[Rows from a figure dataset]
[Start]
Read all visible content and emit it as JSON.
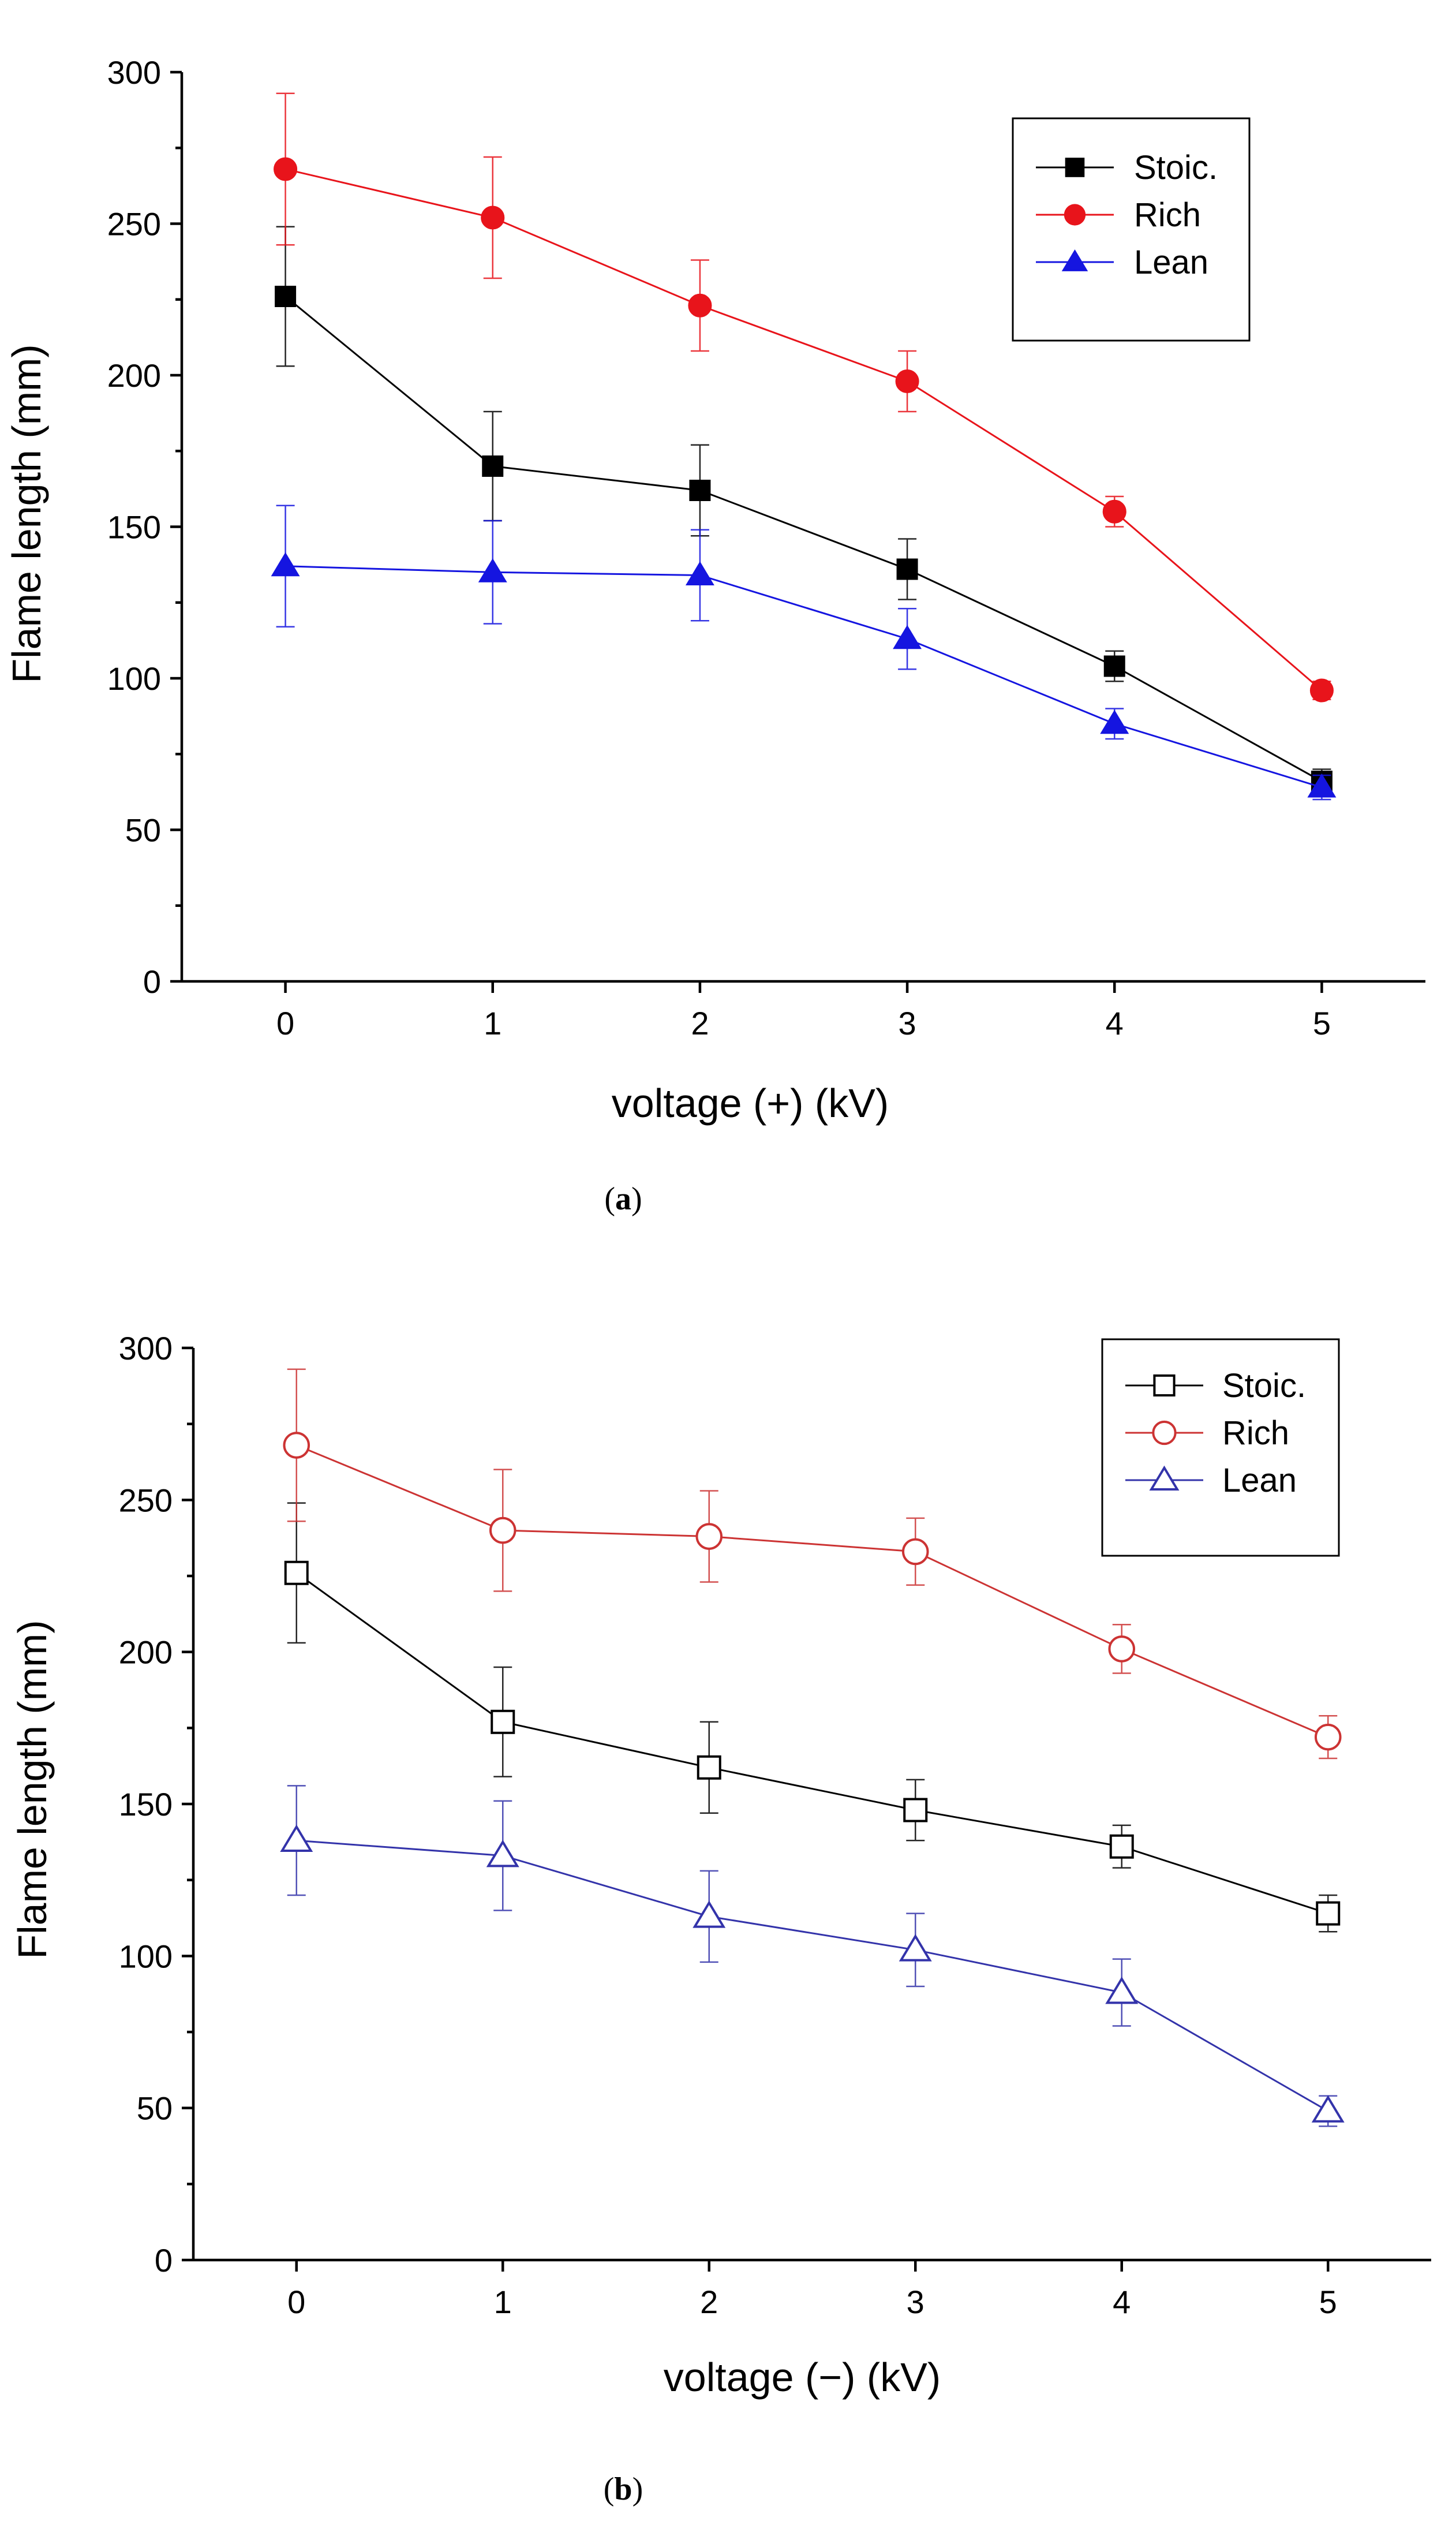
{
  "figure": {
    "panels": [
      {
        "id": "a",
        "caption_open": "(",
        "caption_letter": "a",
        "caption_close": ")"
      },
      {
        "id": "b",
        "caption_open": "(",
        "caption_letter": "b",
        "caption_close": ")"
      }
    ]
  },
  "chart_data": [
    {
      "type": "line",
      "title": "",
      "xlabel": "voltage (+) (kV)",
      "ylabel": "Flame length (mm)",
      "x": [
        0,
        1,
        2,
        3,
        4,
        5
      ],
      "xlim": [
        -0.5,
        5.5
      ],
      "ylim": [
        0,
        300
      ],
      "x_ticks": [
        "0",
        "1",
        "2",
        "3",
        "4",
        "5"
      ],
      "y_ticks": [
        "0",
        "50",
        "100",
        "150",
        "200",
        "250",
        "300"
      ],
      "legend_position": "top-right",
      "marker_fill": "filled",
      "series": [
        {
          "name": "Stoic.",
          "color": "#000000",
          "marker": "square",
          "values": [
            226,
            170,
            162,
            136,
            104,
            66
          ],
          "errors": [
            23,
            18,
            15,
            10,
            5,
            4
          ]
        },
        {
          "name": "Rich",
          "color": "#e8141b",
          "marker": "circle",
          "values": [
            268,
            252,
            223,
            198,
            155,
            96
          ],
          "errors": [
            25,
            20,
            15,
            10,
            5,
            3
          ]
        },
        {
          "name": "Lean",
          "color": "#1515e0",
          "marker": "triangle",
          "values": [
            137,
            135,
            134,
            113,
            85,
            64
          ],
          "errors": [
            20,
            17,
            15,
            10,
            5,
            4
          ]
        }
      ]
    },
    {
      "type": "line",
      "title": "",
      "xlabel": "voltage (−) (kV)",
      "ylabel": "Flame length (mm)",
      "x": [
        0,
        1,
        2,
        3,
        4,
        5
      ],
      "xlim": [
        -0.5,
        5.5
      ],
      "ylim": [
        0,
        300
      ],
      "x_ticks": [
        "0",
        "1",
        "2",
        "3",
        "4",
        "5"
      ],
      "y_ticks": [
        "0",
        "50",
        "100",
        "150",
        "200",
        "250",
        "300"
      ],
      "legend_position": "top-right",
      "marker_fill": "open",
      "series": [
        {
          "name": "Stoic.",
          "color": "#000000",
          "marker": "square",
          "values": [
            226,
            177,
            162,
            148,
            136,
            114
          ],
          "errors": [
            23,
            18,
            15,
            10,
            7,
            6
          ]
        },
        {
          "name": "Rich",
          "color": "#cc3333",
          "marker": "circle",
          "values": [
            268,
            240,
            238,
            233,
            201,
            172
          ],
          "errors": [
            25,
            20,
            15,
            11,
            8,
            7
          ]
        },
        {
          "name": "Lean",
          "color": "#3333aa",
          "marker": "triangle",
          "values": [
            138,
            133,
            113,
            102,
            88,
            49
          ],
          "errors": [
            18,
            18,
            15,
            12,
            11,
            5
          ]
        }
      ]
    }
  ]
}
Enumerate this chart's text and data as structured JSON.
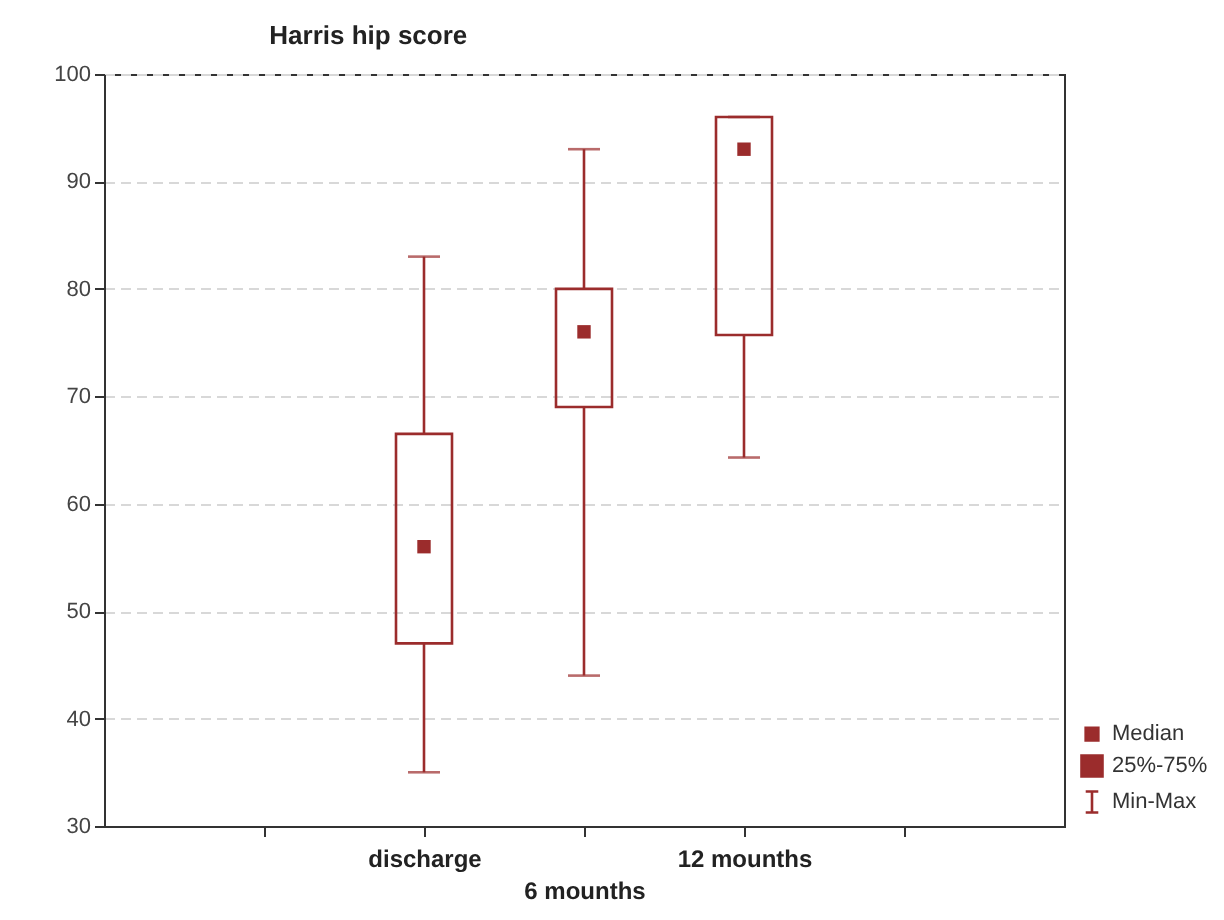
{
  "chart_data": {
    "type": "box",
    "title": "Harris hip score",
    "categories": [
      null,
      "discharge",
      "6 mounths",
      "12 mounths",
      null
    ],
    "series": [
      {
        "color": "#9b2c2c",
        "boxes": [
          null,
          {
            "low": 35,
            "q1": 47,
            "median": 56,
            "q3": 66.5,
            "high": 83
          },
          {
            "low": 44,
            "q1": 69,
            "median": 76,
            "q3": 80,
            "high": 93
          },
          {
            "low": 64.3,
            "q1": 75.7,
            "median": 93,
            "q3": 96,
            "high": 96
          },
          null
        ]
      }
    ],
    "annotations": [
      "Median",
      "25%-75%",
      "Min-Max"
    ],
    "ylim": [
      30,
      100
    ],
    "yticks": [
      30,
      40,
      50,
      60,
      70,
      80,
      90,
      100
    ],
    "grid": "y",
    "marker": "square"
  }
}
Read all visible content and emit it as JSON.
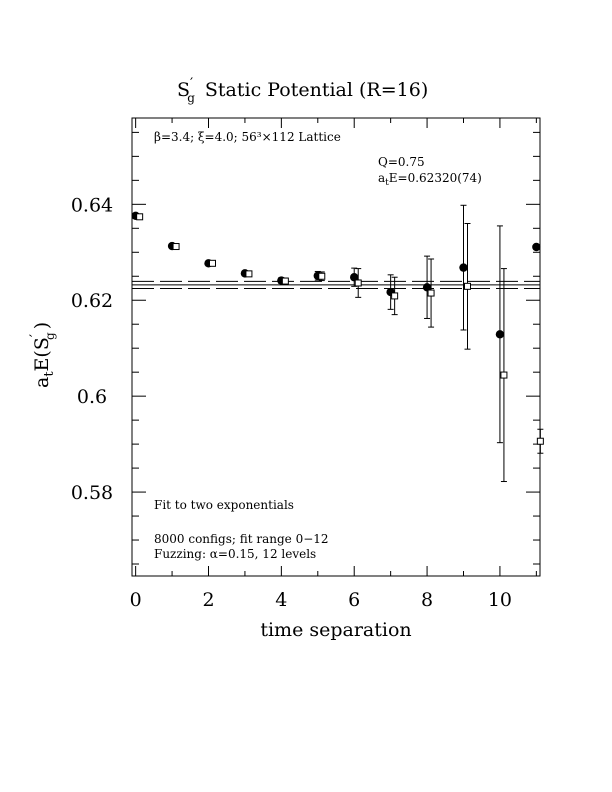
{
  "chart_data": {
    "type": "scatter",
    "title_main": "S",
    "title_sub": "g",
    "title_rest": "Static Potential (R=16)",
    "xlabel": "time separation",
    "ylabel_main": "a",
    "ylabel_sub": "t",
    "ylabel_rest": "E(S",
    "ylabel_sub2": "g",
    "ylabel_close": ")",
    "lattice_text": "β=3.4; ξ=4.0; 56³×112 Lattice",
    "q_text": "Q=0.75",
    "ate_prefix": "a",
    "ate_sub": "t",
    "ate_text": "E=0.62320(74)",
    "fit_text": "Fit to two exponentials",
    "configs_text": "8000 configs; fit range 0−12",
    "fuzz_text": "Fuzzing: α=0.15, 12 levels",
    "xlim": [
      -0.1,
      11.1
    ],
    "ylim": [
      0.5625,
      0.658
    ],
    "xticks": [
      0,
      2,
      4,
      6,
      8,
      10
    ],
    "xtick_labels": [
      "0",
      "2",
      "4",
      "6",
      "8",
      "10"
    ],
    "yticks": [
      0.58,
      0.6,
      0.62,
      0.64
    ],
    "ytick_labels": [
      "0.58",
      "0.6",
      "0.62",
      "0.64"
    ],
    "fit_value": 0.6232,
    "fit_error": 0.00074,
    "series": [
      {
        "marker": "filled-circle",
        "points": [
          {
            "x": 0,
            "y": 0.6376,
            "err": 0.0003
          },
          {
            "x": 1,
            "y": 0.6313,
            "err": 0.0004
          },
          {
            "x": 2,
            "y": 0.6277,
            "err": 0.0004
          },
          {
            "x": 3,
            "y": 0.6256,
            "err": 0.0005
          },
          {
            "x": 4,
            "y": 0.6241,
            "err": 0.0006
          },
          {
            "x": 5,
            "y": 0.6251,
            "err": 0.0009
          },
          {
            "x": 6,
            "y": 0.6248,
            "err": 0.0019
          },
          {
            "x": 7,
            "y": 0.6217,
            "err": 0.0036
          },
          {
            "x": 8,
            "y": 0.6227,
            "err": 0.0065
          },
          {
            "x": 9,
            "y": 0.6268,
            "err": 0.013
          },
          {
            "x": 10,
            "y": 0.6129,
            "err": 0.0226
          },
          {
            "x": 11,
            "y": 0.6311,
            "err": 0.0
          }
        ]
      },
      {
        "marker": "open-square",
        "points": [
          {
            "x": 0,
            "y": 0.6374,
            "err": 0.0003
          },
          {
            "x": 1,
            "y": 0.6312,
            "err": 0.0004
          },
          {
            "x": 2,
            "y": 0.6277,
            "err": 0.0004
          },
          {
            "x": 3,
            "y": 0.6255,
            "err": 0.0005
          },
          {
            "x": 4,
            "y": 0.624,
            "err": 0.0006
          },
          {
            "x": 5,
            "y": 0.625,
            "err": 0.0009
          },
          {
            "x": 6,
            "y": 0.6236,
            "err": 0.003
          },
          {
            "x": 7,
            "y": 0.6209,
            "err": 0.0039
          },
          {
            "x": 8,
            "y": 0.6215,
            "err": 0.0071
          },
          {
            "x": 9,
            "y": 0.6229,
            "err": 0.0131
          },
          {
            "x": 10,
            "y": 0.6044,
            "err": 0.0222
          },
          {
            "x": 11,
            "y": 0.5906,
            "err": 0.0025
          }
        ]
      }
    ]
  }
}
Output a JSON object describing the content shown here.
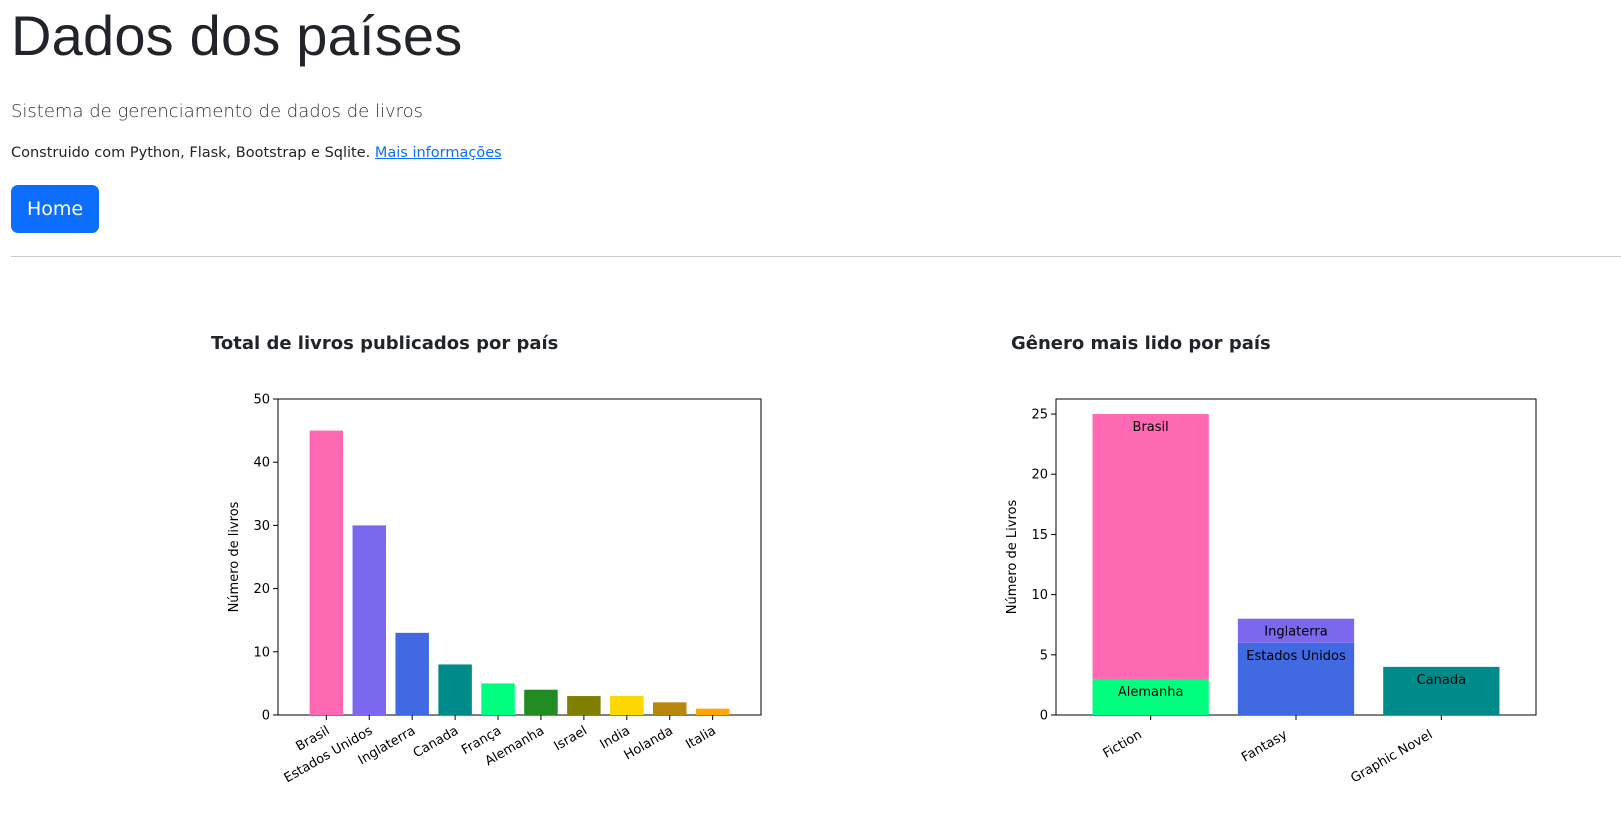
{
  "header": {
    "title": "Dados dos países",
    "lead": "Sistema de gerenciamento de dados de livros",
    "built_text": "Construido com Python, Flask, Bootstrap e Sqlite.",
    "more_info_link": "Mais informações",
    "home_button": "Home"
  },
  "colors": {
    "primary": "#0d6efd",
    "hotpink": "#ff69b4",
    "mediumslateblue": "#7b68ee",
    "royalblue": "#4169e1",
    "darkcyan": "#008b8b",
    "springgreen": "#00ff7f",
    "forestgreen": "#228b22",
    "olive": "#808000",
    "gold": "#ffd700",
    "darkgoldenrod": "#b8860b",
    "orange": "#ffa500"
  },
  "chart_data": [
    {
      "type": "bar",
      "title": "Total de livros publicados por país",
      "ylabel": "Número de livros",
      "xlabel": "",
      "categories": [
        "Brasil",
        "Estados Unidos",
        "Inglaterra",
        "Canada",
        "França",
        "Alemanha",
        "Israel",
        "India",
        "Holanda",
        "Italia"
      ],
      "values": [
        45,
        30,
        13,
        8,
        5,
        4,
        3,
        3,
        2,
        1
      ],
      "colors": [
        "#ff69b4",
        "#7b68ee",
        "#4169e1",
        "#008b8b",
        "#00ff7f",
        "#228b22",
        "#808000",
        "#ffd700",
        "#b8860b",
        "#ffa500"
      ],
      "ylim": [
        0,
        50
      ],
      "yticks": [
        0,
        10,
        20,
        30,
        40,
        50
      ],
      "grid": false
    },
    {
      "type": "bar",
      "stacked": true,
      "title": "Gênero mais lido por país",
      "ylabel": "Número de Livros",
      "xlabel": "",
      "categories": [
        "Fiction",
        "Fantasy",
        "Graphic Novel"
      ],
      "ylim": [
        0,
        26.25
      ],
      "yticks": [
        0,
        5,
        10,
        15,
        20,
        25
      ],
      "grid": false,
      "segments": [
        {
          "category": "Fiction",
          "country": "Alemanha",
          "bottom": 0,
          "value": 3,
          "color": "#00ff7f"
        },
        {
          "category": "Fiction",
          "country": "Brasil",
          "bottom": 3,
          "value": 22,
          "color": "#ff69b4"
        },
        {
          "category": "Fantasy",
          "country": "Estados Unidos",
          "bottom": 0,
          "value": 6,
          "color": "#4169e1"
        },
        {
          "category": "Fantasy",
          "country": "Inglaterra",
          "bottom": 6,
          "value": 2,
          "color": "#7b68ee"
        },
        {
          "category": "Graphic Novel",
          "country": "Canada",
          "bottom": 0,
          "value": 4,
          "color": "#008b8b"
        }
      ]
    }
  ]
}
[End]
■ EXERCISE TASK
Check each line above for the string "xlabel", then copy the ones that have it.

■ THE ANSWER
      "xlabel": "voltage (+) (kV)",
      "xlabel": "voltage (−) (kV)",
    "xlabel": "time separation",
      "xlabel": "",
      "xlabel": "",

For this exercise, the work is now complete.